┌────────

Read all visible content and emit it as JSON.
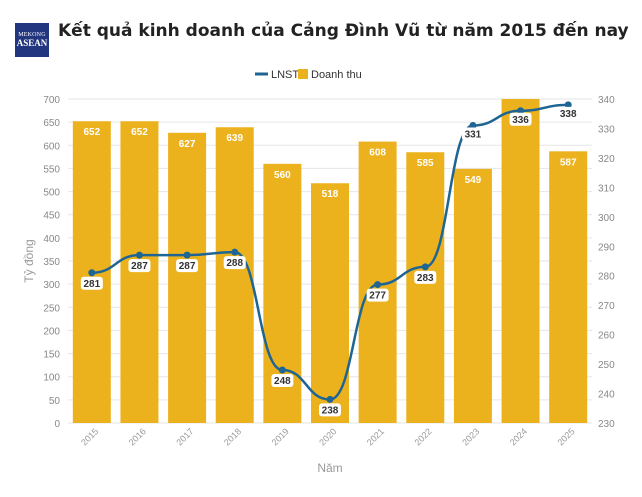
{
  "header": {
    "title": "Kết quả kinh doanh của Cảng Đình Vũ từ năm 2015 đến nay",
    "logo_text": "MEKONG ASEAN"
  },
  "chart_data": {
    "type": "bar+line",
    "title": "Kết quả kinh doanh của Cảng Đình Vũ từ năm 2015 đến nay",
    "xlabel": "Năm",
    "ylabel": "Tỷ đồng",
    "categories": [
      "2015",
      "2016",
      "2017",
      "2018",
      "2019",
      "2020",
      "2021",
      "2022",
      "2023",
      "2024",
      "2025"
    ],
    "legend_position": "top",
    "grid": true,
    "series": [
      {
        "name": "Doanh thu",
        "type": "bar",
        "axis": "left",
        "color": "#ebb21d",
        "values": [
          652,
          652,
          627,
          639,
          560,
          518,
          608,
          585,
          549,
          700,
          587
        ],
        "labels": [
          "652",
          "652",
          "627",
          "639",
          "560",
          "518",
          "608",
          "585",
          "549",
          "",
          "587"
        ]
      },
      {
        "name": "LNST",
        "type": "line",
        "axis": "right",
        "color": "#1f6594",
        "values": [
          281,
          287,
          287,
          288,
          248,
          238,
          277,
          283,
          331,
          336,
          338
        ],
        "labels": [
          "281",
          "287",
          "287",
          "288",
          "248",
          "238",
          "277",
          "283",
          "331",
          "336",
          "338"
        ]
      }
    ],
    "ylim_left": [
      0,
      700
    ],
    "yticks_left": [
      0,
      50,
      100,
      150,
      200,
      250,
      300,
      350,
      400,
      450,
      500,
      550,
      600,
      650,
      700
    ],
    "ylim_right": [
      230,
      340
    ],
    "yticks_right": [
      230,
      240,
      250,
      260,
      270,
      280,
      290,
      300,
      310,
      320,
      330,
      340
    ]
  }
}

└────────
┌────────

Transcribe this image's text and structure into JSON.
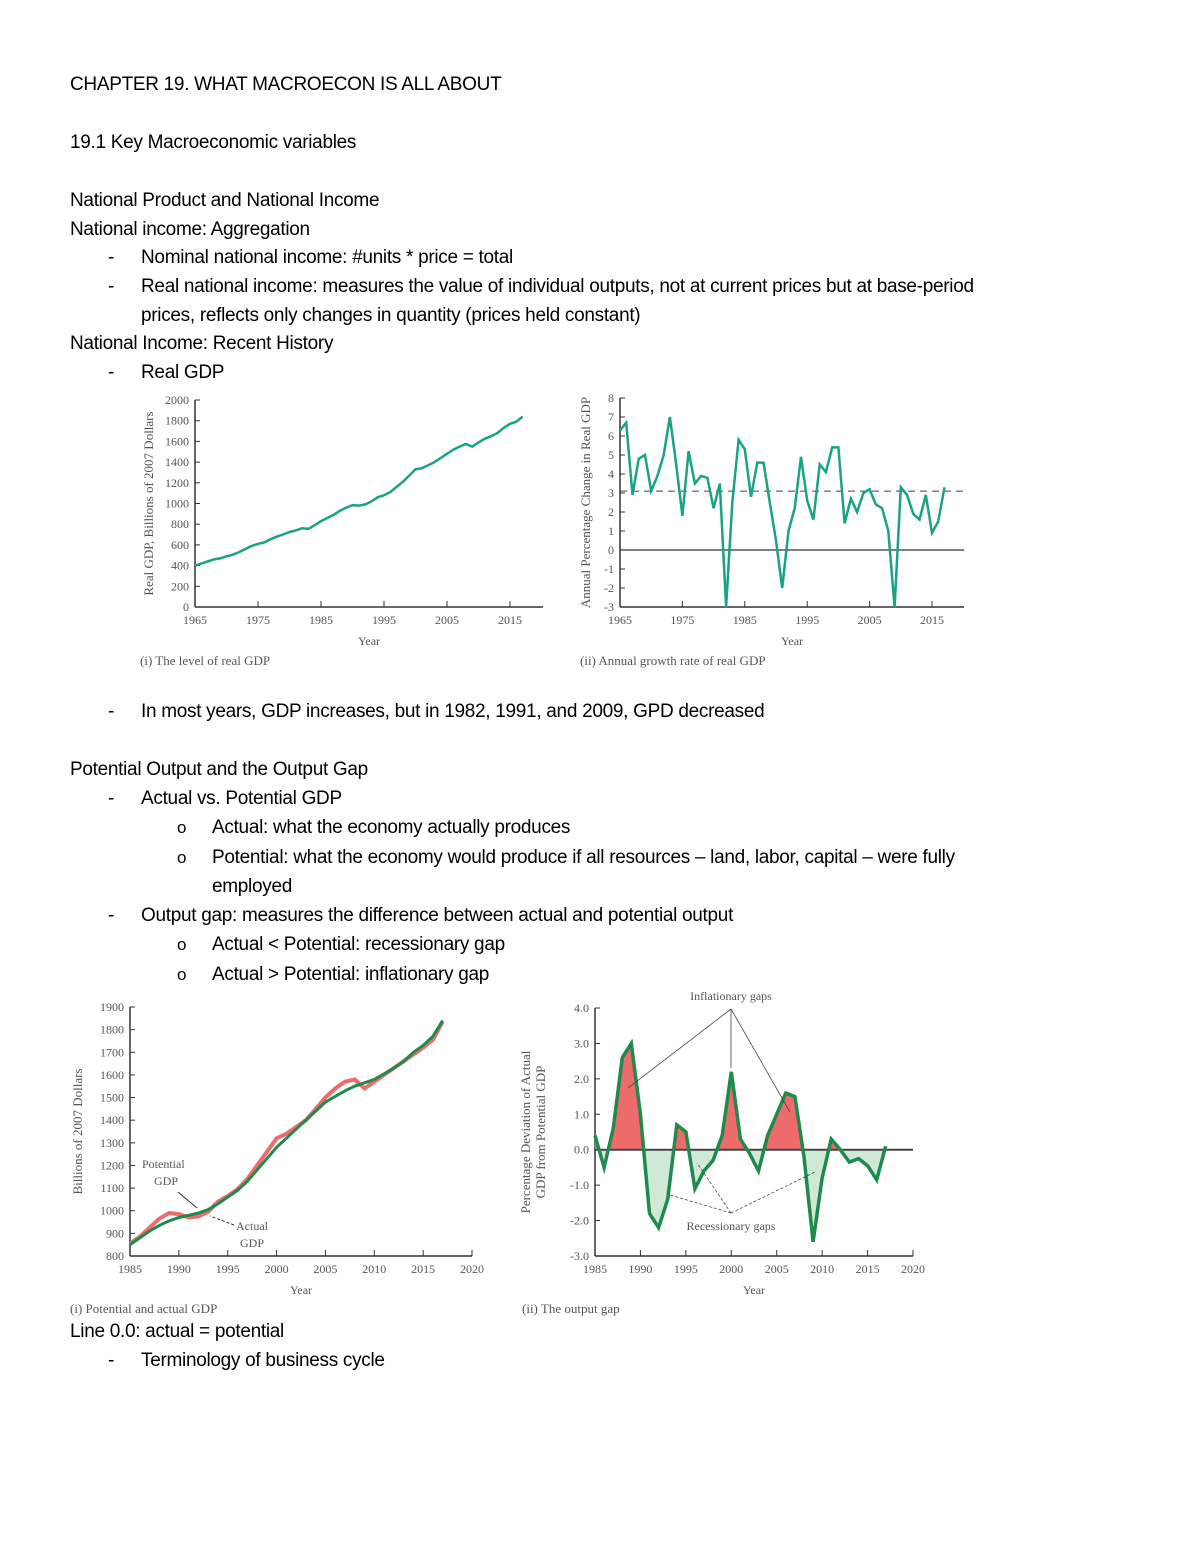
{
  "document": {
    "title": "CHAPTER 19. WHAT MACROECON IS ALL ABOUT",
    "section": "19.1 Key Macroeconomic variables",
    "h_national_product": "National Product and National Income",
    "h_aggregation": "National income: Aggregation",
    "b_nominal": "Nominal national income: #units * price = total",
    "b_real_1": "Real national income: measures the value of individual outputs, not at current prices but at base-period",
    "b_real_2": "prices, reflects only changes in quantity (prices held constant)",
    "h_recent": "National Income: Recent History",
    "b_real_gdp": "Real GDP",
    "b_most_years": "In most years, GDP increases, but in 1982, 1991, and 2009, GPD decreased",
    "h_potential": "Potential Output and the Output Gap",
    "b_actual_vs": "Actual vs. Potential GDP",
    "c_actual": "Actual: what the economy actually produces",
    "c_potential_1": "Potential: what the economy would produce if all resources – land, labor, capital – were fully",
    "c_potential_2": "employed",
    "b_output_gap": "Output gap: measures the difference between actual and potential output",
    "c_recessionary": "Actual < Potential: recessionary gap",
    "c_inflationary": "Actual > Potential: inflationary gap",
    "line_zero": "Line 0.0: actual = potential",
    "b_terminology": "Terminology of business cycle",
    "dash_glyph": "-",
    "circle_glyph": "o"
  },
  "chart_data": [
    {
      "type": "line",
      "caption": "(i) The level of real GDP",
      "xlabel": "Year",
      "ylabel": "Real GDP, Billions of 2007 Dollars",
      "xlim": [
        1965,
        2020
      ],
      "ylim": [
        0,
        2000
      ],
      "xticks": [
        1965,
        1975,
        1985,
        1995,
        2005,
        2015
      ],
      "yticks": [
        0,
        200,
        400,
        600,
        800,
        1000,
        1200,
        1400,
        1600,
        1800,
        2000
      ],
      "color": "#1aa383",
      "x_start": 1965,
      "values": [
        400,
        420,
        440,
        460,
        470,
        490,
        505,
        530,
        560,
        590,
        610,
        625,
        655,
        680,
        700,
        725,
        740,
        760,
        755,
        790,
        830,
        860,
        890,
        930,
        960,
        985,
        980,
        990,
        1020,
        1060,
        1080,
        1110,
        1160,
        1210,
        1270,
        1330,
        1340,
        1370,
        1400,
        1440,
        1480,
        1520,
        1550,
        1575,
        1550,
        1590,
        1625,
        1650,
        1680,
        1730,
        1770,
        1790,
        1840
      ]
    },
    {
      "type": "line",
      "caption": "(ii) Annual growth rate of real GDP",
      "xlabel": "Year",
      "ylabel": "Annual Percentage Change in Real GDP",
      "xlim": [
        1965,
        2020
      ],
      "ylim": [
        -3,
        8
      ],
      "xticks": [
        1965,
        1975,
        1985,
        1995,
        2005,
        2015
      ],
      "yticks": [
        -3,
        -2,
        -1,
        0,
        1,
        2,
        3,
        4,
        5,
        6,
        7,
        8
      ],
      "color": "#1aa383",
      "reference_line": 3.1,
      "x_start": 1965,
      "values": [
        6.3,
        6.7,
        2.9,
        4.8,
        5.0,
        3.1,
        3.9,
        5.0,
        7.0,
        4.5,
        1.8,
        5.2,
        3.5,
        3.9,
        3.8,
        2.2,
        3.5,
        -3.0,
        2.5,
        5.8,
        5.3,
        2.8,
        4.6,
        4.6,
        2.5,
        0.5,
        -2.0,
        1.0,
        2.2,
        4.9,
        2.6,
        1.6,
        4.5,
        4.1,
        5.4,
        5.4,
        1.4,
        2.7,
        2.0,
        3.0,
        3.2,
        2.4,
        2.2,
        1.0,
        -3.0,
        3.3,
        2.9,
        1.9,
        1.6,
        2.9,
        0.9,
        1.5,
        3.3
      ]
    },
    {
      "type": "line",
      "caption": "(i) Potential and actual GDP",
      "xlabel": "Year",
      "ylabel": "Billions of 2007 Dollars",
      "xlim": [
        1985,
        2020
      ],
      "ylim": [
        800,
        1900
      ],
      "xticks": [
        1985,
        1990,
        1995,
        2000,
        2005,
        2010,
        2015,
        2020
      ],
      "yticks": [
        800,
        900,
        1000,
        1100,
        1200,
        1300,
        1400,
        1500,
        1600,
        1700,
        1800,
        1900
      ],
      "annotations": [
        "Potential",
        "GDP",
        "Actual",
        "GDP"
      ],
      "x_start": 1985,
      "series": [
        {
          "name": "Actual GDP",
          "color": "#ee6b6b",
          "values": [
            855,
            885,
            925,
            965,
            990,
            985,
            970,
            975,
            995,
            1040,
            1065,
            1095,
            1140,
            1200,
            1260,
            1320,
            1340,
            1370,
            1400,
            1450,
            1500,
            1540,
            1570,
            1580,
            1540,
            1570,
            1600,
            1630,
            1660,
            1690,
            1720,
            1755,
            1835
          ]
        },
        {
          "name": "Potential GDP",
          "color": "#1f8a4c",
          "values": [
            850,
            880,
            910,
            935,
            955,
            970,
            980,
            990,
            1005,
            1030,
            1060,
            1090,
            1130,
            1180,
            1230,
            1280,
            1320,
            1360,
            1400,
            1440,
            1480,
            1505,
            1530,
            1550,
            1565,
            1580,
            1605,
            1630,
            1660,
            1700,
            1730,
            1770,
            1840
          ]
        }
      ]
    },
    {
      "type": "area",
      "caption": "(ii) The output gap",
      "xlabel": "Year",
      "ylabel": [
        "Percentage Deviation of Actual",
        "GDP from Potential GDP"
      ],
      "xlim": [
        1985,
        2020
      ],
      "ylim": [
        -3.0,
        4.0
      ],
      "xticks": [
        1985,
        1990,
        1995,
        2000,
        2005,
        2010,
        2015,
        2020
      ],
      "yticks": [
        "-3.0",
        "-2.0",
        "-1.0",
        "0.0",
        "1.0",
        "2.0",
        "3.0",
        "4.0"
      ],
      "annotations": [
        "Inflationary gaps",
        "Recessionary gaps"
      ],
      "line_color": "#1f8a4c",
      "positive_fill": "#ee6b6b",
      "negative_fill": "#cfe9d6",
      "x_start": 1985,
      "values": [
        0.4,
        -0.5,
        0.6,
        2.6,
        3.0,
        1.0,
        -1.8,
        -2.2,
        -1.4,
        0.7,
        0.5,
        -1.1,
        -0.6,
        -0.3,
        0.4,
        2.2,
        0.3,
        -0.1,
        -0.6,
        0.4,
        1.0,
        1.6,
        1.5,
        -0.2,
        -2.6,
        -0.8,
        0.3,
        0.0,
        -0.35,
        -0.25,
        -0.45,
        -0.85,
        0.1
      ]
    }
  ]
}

└────────

● **Objective**
Report all lines of the data that include the word "prices".

● **Result of this exercise**
    "b_real_1": "Real national income: measures the value of individual outputs, not at current prices but at base-period",
    "b_real_2": "prices, reflects only changes in quantity (prices held constant)",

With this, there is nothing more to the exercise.